#### [The data]
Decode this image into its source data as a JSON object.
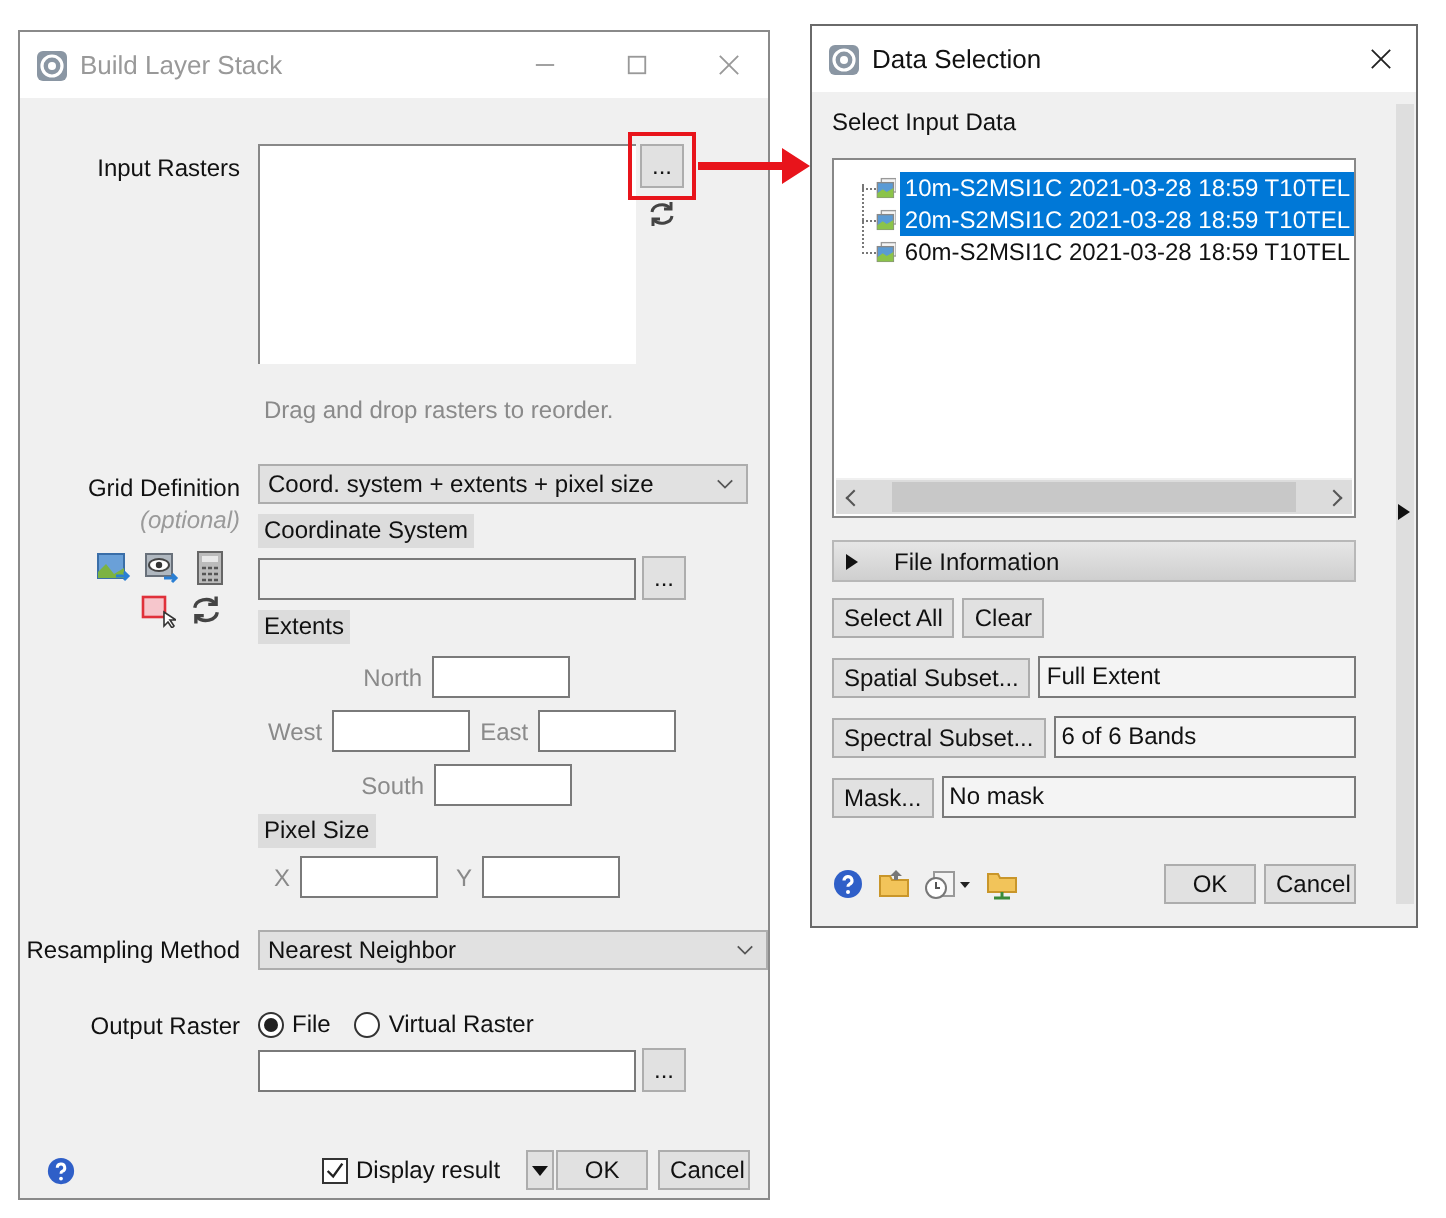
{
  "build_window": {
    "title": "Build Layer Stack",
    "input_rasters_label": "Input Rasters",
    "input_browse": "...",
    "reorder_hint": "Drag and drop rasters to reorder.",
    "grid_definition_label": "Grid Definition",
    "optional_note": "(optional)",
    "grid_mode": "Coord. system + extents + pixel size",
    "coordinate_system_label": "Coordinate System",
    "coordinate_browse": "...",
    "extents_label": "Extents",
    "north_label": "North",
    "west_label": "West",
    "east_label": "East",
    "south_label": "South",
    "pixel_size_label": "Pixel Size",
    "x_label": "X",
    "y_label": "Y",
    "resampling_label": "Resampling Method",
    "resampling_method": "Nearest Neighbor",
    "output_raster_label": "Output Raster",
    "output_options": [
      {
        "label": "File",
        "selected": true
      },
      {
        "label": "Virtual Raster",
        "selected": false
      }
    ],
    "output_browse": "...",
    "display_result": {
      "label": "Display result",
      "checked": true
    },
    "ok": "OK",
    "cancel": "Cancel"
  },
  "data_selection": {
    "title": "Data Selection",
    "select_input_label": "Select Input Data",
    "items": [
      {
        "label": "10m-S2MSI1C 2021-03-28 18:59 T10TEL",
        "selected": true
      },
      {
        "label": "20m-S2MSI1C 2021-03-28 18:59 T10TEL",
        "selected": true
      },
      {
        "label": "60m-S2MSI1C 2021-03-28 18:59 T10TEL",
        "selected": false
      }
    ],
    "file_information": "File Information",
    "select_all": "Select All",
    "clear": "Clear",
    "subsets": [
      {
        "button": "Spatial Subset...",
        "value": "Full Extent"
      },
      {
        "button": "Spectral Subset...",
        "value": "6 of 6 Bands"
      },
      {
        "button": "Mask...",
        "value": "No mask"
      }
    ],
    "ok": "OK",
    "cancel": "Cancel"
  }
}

#### [Given request]
Pictures in the records above are left out; print everything else exactly as written.

#### [Correct result]
Decode this image into its source data as a JSON object.
{
  "build_window": {
    "title": "Build Layer Stack",
    "input_rasters_label": "Input Rasters",
    "input_browse": "...",
    "reorder_hint": "Drag and drop rasters to reorder.",
    "grid_definition_label": "Grid Definition",
    "optional_note": "(optional)",
    "grid_mode": "Coord. system + extents + pixel size",
    "coordinate_system_label": "Coordinate System",
    "coordinate_browse": "...",
    "extents_label": "Extents",
    "north_label": "North",
    "west_label": "West",
    "east_label": "East",
    "south_label": "South",
    "pixel_size_label": "Pixel Size",
    "x_label": "X",
    "y_label": "Y",
    "resampling_label": "Resampling Method",
    "resampling_method": "Nearest Neighbor",
    "output_raster_label": "Output Raster",
    "output_options": [
      {
        "label": "File",
        "selected": true
      },
      {
        "label": "Virtual Raster",
        "selected": false
      }
    ],
    "output_browse": "...",
    "display_result": {
      "label": "Display result",
      "checked": true
    },
    "ok": "OK",
    "cancel": "Cancel"
  },
  "data_selection": {
    "title": "Data Selection",
    "select_input_label": "Select Input Data",
    "items": [
      {
        "label": "10m-S2MSI1C 2021-03-28 18:59 T10TEL",
        "selected": true
      },
      {
        "label": "20m-S2MSI1C 2021-03-28 18:59 T10TEL",
        "selected": true
      },
      {
        "label": "60m-S2MSI1C 2021-03-28 18:59 T10TEL",
        "selected": false
      }
    ],
    "file_information": "File Information",
    "select_all": "Select All",
    "clear": "Clear",
    "subsets": [
      {
        "button": "Spatial Subset...",
        "value": "Full Extent"
      },
      {
        "button": "Spectral Subset...",
        "value": "6 of 6 Bands"
      },
      {
        "button": "Mask...",
        "value": "No mask"
      }
    ],
    "ok": "OK",
    "cancel": "Cancel"
  }
}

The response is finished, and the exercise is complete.